§ Task input:
-----

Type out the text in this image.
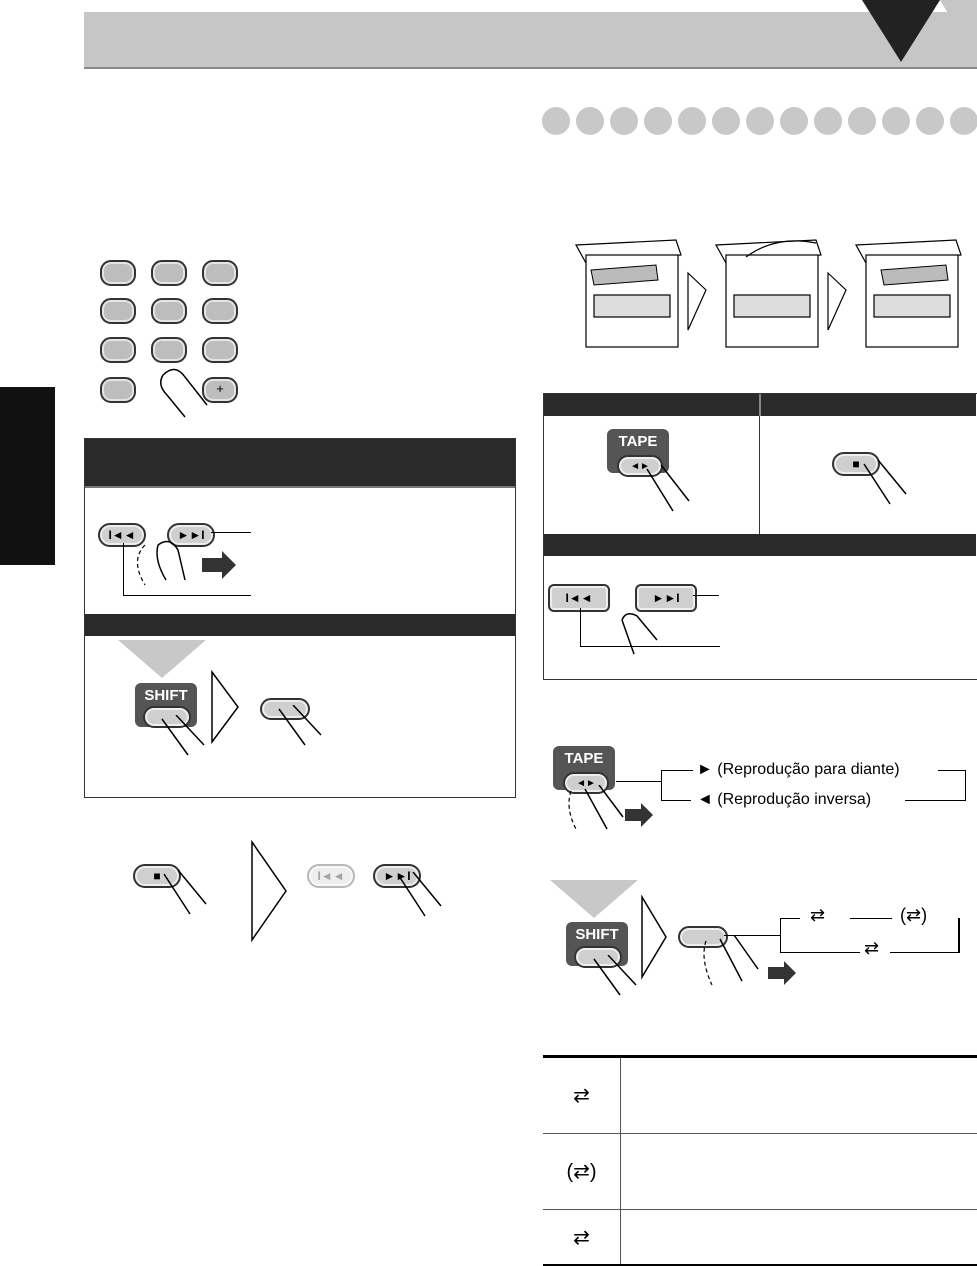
+
I◄◄	►►I
SHIFT
■	I◄◄	►►I
TAPE
◄►	■
I◄◄	►►I
TAPE
◄►
► (Reprodução para diante)
◄ (Reprodução inversa)
SHIFT
⇄	(⇄)
⇄
⇄	
(⇄)	
⇄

-----

§ Exercise prompt:
Go through the listing above and locate each line that holds the word "Reprodução". Copy those lines.

§ Task result:
► (Reprodução para diante)
◄ (Reprodução inversa)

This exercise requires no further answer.